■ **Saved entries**
-- Start --
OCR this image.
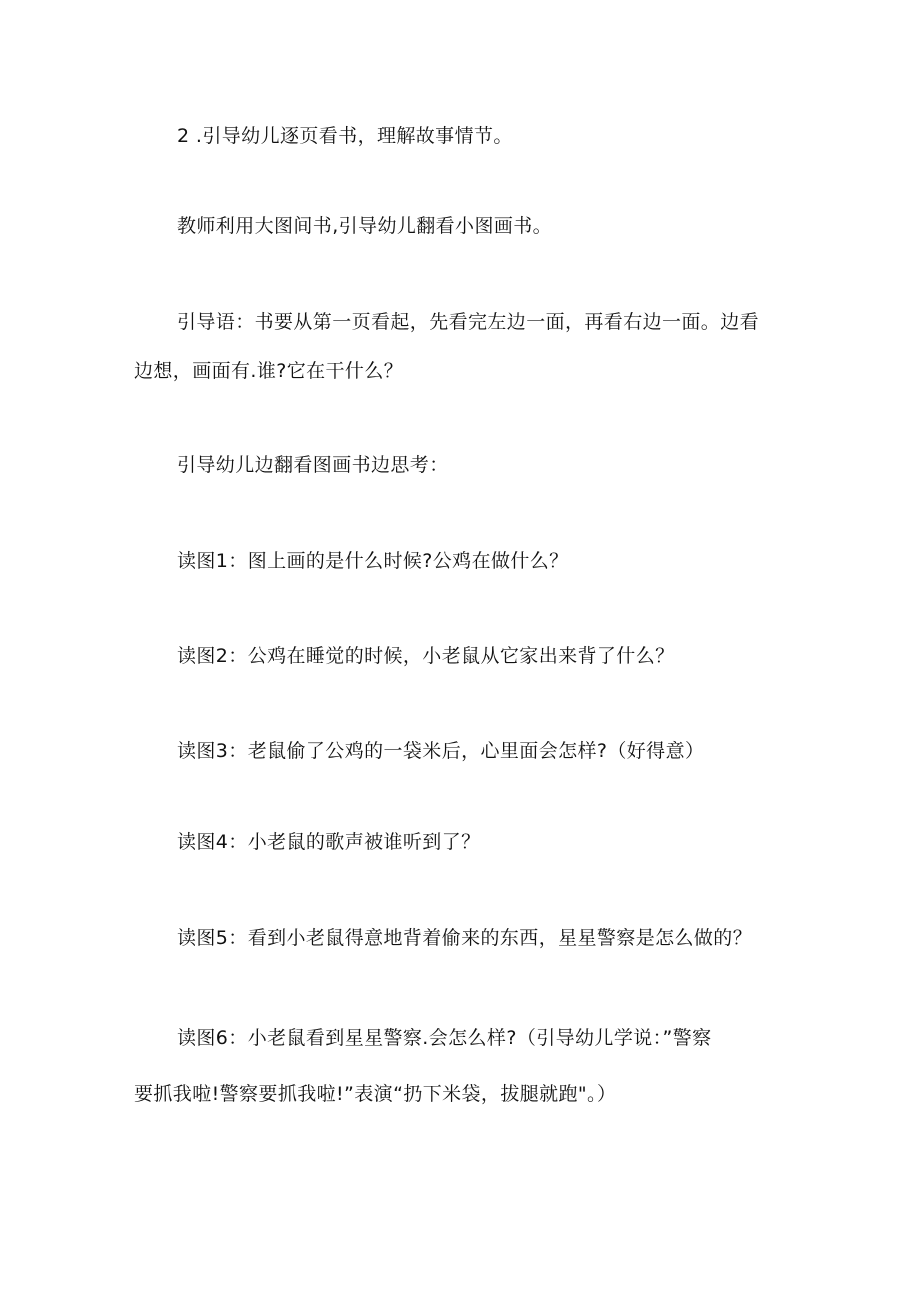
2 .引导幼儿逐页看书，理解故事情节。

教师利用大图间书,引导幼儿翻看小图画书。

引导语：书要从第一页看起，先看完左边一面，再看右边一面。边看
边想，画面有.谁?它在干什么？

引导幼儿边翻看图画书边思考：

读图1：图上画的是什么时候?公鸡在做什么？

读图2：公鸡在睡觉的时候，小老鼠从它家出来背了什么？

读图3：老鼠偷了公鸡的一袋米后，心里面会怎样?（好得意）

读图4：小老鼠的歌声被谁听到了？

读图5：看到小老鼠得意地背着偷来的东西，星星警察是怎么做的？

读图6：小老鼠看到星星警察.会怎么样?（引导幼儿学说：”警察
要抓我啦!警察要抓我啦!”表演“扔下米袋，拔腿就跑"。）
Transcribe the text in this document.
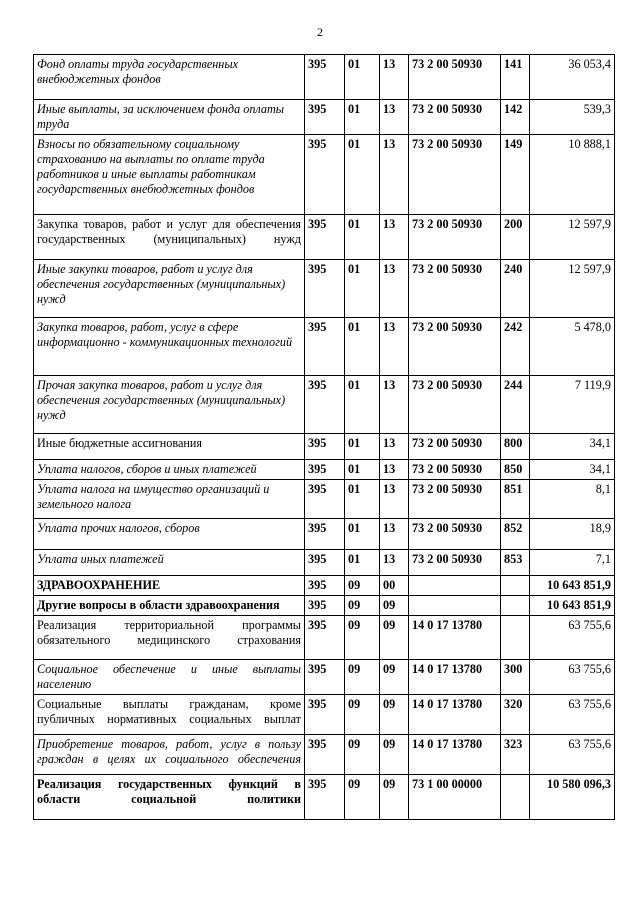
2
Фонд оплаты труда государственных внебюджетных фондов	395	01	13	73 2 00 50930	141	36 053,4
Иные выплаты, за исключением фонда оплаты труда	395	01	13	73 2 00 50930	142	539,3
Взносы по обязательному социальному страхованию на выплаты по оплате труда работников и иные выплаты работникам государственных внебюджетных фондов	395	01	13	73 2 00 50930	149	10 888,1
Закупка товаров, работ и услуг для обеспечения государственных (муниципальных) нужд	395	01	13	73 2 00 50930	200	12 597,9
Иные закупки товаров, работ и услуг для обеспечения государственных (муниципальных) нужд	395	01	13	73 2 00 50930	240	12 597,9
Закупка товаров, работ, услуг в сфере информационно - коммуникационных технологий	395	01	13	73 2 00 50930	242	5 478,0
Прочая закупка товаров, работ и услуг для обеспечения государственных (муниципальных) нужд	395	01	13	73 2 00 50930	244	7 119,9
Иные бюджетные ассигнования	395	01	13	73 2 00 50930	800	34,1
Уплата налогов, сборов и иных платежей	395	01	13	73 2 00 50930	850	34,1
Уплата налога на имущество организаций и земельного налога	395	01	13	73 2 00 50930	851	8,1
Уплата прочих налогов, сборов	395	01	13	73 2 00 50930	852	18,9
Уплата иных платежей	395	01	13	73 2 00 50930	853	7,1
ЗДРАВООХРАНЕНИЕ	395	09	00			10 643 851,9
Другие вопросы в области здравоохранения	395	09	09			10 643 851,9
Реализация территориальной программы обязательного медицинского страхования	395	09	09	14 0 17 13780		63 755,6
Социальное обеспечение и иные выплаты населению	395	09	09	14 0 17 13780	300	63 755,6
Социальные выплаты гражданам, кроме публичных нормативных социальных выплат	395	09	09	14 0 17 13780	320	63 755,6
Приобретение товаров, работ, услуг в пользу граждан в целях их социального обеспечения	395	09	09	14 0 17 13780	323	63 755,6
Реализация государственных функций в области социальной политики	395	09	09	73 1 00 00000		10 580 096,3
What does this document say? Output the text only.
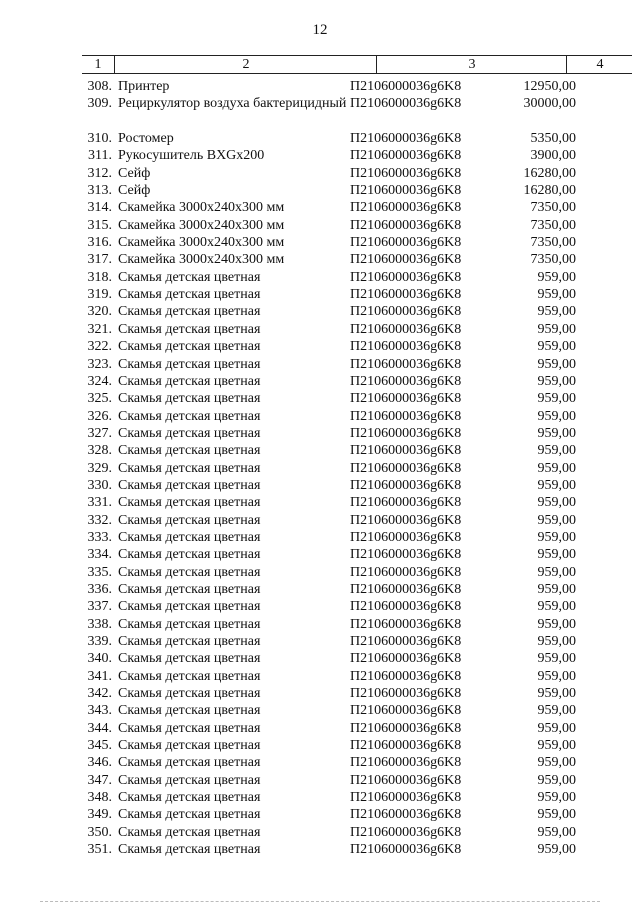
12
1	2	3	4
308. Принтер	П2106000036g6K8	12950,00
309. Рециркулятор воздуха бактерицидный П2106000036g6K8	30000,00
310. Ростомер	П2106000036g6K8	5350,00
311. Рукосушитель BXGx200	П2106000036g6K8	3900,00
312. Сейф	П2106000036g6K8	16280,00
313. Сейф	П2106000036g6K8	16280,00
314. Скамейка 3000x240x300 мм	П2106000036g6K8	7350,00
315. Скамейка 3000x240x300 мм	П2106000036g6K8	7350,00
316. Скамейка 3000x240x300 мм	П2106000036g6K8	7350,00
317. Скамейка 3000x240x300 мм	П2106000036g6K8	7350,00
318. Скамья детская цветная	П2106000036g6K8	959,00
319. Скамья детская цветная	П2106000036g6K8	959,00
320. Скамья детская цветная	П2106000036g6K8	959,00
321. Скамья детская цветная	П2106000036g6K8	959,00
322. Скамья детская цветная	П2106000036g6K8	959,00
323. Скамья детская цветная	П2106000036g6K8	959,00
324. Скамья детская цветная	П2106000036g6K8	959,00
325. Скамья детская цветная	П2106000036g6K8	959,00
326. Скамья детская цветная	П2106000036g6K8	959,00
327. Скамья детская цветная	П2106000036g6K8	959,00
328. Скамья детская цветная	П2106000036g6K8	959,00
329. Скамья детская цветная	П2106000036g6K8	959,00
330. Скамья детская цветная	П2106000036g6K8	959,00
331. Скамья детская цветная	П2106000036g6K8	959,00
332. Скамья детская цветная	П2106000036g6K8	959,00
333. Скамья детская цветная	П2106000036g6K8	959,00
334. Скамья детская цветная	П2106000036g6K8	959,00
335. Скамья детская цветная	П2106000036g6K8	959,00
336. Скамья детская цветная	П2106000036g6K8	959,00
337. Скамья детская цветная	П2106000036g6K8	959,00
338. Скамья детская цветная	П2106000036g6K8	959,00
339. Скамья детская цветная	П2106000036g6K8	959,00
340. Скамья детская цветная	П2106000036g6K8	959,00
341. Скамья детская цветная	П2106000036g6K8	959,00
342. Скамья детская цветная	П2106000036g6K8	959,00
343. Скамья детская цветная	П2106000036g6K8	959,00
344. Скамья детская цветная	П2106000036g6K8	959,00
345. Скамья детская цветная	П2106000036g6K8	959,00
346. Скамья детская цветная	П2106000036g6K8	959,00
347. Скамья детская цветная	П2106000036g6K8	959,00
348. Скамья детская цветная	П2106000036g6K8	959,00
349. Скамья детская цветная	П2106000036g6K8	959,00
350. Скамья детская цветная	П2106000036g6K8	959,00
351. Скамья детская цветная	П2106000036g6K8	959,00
-- End --
■ **Required work**
Pictures are to be left out; the records above must be repeated word for word.

■ **Final result**
OCR this image.
2 .引导幼儿逐页看书，理解故事情节。

教师利用大图间书,引导幼儿翻看小图画书。

引导语：书要从第一页看起，先看完左边一面，再看右边一面。边看
边想，画面有.谁?它在干什么？

引导幼儿边翻看图画书边思考：

读图1：图上画的是什么时候?公鸡在做什么？

读图2：公鸡在睡觉的时候，小老鼠从它家出来背了什么？

读图3：老鼠偷了公鸡的一袋米后，心里面会怎样?（好得意）

读图4：小老鼠的歌声被谁听到了？

读图5：看到小老鼠得意地背着偷来的东西，星星警察是怎么做的？

读图6：小老鼠看到星星警察.会怎么样?（引导幼儿学说：”警察
要抓我啦!警察要抓我啦!”表演“扔下米袋，拔腿就跑"。）
Transcribe the text in this document.
2
Фонд оплаты труда государственных внебюджетных фондов	395	01	13	73 2 00 50930	141	36 053,4
Иные выплаты, за исключением фонда оплаты труда	395	01	13	73 2 00 50930	142	539,3
Взносы по обязательному социальному страхованию на выплаты по оплате труда работников и иные выплаты работникам государственных внебюджетных фондов	395	01	13	73 2 00 50930	149	10 888,1
Закупка товаров, работ и услуг для обеспечения государственных (муниципальных) нужд	395	01	13	73 2 00 50930	200	12 597,9
Иные закупки товаров, работ и услуг для обеспечения государственных (муниципальных) нужд	395	01	13	73 2 00 50930	240	12 597,9
Закупка товаров, работ, услуг в сфере информационно - коммуникационных технологий	395	01	13	73 2 00 50930	242	5 478,0
Прочая закупка товаров, работ и услуг для обеспечения государственных (муниципальных) нужд	395	01	13	73 2 00 50930	244	7 119,9
Иные бюджетные ассигнования	395	01	13	73 2 00 50930	800	34,1
Уплата налогов, сборов и иных платежей	395	01	13	73 2 00 50930	850	34,1
Уплата налога на имущество организаций и земельного налога	395	01	13	73 2 00 50930	851	8,1
Уплата прочих налогов, сборов	395	01	13	73 2 00 50930	852	18,9
Уплата иных платежей	395	01	13	73 2 00 50930	853	7,1
ЗДРАВООХРАНЕНИЕ	395	09	00			10 643 851,9
Другие вопросы в области здравоохранения	395	09	09			10 643 851,9
Реализация территориальной программы обязательного медицинского страхования	395	09	09	14 0 17 13780		63 755,6
Социальное обеспечение и иные выплаты населению	395	09	09	14 0 17 13780	300	63 755,6
Социальные выплаты гражданам, кроме публичных нормативных социальных выплат	395	09	09	14 0 17 13780	320	63 755,6
Приобретение товаров, работ, услуг в пользу граждан в целях их социального обеспечения	395	09	09	14 0 17 13780	323	63 755,6
Реализация государственных функций в области социальной политики	395	09	09	73 1 00 00000		10 580 096,3
What does this document say? Output the text only.
12
1	2	3	4
308. Принтер	П2106000036g6K8	12950,00
309. Рециркулятор воздуха бактерицидный П2106000036g6K8	30000,00
310. Ростомер	П2106000036g6K8	5350,00
311. Рукосушитель BXGx200	П2106000036g6K8	3900,00
312. Сейф	П2106000036g6K8	16280,00
313. Сейф	П2106000036g6K8	16280,00
314. Скамейка 3000x240x300 мм	П2106000036g6K8	7350,00
315. Скамейка 3000x240x300 мм	П2106000036g6K8	7350,00
316. Скамейка 3000x240x300 мм	П2106000036g6K8	7350,00
317. Скамейка 3000x240x300 мм	П2106000036g6K8	7350,00
318. Скамья детская цветная	П2106000036g6K8	959,00
319. Скамья детская цветная	П2106000036g6K8	959,00
320. Скамья детская цветная	П2106000036g6K8	959,00
321. Скамья детская цветная	П2106000036g6K8	959,00
322. Скамья детская цветная	П2106000036g6K8	959,00
323. Скамья детская цветная	П2106000036g6K8	959,00
324. Скамья детская цветная	П2106000036g6K8	959,00
325. Скамья детская цветная	П2106000036g6K8	959,00
326. Скамья детская цветная	П2106000036g6K8	959,00
327. Скамья детская цветная	П2106000036g6K8	959,00
328. Скамья детская цветная	П2106000036g6K8	959,00
329. Скамья детская цветная	П2106000036g6K8	959,00
330. Скамья детская цветная	П2106000036g6K8	959,00
331. Скамья детская цветная	П2106000036g6K8	959,00
332. Скамья детская цветная	П2106000036g6K8	959,00
333. Скамья детская цветная	П2106000036g6K8	959,00
334. Скамья детская цветная	П2106000036g6K8	959,00
335. Скамья детская цветная	П2106000036g6K8	959,00
336. Скамья детская цветная	П2106000036g6K8	959,00
337. Скамья детская цветная	П2106000036g6K8	959,00
338. Скамья детская цветная	П2106000036g6K8	959,00
339. Скамья детская цветная	П2106000036g6K8	959,00
340. Скамья детская цветная	П2106000036g6K8	959,00
341. Скамья детская цветная	П2106000036g6K8	959,00
342. Скамья детская цветная	П2106000036g6K8	959,00
343. Скамья детская цветная	П2106000036g6K8	959,00
344. Скамья детская цветная	П2106000036g6K8	959,00
345. Скамья детская цветная	П2106000036g6K8	959,00
346. Скамья детская цветная	П2106000036g6K8	959,00
347. Скамья детская цветная	П2106000036g6K8	959,00
348. Скамья детская цветная	П2106000036g6K8	959,00
349. Скамья детская цветная	П2106000036g6K8	959,00
350. Скамья детская цветная	П2106000036g6K8	959,00
351. Скамья детская цветная	П2106000036g6K8	959,00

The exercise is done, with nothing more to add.